§ **Record set**:
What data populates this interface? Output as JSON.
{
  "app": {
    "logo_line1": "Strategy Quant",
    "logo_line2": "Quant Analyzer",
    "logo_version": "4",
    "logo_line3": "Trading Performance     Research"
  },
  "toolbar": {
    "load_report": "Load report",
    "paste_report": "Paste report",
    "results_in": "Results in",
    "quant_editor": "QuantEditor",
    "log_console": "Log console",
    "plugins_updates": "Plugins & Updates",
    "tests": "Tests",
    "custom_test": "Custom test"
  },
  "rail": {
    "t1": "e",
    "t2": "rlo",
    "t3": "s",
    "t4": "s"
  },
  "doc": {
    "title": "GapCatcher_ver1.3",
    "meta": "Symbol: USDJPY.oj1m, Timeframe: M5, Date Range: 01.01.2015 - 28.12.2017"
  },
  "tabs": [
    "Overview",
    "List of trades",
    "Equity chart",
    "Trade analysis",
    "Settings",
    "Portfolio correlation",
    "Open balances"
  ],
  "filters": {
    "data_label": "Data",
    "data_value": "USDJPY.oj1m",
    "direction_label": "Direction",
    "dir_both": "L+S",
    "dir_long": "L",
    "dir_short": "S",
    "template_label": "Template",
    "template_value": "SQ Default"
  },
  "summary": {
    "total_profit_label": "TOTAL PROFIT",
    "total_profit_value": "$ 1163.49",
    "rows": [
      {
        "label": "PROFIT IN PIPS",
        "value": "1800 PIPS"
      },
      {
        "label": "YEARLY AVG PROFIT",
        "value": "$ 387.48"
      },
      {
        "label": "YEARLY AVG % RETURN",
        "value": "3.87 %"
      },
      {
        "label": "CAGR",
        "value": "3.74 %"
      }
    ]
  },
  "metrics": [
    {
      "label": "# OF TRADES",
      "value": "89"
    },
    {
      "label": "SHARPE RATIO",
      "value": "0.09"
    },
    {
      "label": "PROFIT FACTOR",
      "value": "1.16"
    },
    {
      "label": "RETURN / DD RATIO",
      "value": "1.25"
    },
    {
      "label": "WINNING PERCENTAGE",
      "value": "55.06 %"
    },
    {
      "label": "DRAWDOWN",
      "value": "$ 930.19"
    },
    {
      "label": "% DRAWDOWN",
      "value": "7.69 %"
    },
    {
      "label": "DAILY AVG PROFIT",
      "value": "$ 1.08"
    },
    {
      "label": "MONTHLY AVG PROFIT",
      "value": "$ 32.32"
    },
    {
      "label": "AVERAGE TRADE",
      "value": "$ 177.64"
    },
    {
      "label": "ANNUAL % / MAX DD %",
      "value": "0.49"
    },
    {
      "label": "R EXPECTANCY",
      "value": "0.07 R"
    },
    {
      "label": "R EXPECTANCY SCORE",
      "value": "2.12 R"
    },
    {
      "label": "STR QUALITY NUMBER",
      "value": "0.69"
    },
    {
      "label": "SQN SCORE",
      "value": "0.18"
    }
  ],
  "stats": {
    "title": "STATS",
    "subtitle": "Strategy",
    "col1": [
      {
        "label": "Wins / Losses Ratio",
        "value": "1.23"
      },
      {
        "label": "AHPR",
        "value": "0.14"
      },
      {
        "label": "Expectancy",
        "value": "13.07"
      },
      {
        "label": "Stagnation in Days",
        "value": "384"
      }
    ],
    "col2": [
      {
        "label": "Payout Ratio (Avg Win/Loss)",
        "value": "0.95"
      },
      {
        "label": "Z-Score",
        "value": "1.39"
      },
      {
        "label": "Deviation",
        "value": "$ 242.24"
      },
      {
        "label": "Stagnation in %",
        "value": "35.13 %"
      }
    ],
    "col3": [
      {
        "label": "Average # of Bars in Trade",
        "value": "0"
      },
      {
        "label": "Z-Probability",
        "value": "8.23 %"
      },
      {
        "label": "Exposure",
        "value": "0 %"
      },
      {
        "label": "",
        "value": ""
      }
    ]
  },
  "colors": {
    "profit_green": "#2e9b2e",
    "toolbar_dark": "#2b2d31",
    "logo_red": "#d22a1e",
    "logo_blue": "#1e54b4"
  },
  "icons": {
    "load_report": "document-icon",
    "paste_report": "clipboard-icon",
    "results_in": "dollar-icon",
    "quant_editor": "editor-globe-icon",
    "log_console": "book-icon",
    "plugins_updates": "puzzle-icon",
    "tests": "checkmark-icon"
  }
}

§ **Directions for this task**: Copy the data above exactly. Every line must be included.

§ **Reply to the exercise**:
What data populates this interface? Output as JSON.
{
  "app": {
    "logo_line1": "Strategy Quant",
    "logo_line2": "Quant Analyzer",
    "logo_version": "4",
    "logo_line3": "Trading Performance     Research"
  },
  "toolbar": {
    "load_report": "Load report",
    "paste_report": "Paste report",
    "results_in": "Results in",
    "quant_editor": "QuantEditor",
    "log_console": "Log console",
    "plugins_updates": "Plugins & Updates",
    "tests": "Tests",
    "custom_test": "Custom test"
  },
  "rail": {
    "t1": "e",
    "t2": "rlo",
    "t3": "s",
    "t4": "s"
  },
  "doc": {
    "title": "GapCatcher_ver1.3",
    "meta": "Symbol: USDJPY.oj1m, Timeframe: M5, Date Range: 01.01.2015 - 28.12.2017"
  },
  "tabs": [
    "Overview",
    "List of trades",
    "Equity chart",
    "Trade analysis",
    "Settings",
    "Portfolio correlation",
    "Open balances"
  ],
  "filters": {
    "data_label": "Data",
    "data_value": "USDJPY.oj1m",
    "direction_label": "Direction",
    "dir_both": "L+S",
    "dir_long": "L",
    "dir_short": "S",
    "template_label": "Template",
    "template_value": "SQ Default"
  },
  "summary": {
    "total_profit_label": "TOTAL PROFIT",
    "total_profit_value": "$ 1163.49",
    "rows": [
      {
        "label": "PROFIT IN PIPS",
        "value": "1800 PIPS"
      },
      {
        "label": "YEARLY AVG PROFIT",
        "value": "$ 387.48"
      },
      {
        "label": "YEARLY AVG % RETURN",
        "value": "3.87 %"
      },
      {
        "label": "CAGR",
        "value": "3.74 %"
      }
    ]
  },
  "metrics": [
    {
      "label": "# OF TRADES",
      "value": "89"
    },
    {
      "label": "SHARPE RATIO",
      "value": "0.09"
    },
    {
      "label": "PROFIT FACTOR",
      "value": "1.16"
    },
    {
      "label": "RETURN / DD RATIO",
      "value": "1.25"
    },
    {
      "label": "WINNING PERCENTAGE",
      "value": "55.06 %"
    },
    {
      "label": "DRAWDOWN",
      "value": "$ 930.19"
    },
    {
      "label": "% DRAWDOWN",
      "value": "7.69 %"
    },
    {
      "label": "DAILY AVG PROFIT",
      "value": "$ 1.08"
    },
    {
      "label": "MONTHLY AVG PROFIT",
      "value": "$ 32.32"
    },
    {
      "label": "AVERAGE TRADE",
      "value": "$ 177.64"
    },
    {
      "label": "ANNUAL % / MAX DD %",
      "value": "0.49"
    },
    {
      "label": "R EXPECTANCY",
      "value": "0.07 R"
    },
    {
      "label": "R EXPECTANCY SCORE",
      "value": "2.12 R"
    },
    {
      "label": "STR QUALITY NUMBER",
      "value": "0.69"
    },
    {
      "label": "SQN SCORE",
      "value": "0.18"
    }
  ],
  "stats": {
    "title": "STATS",
    "subtitle": "Strategy",
    "col1": [
      {
        "label": "Wins / Losses Ratio",
        "value": "1.23"
      },
      {
        "label": "AHPR",
        "value": "0.14"
      },
      {
        "label": "Expectancy",
        "value": "13.07"
      },
      {
        "label": "Stagnation in Days",
        "value": "384"
      }
    ],
    "col2": [
      {
        "label": "Payout Ratio (Avg Win/Loss)",
        "value": "0.95"
      },
      {
        "label": "Z-Score",
        "value": "1.39"
      },
      {
        "label": "Deviation",
        "value": "$ 242.24"
      },
      {
        "label": "Stagnation in %",
        "value": "35.13 %"
      }
    ],
    "col3": [
      {
        "label": "Average # of Bars in Trade",
        "value": "0"
      },
      {
        "label": "Z-Probability",
        "value": "8.23 %"
      },
      {
        "label": "Exposure",
        "value": "0 %"
      },
      {
        "label": "",
        "value": ""
      }
    ]
  },
  "colors": {
    "profit_green": "#2e9b2e",
    "toolbar_dark": "#2b2d31",
    "logo_red": "#d22a1e",
    "logo_blue": "#1e54b4"
  },
  "icons": {
    "load_report": "document-icon",
    "paste_report": "clipboard-icon",
    "results_in": "dollar-icon",
    "quant_editor": "editor-globe-icon",
    "log_console": "book-icon",
    "plugins_updates": "puzzle-icon",
    "tests": "checkmark-icon"
  }
}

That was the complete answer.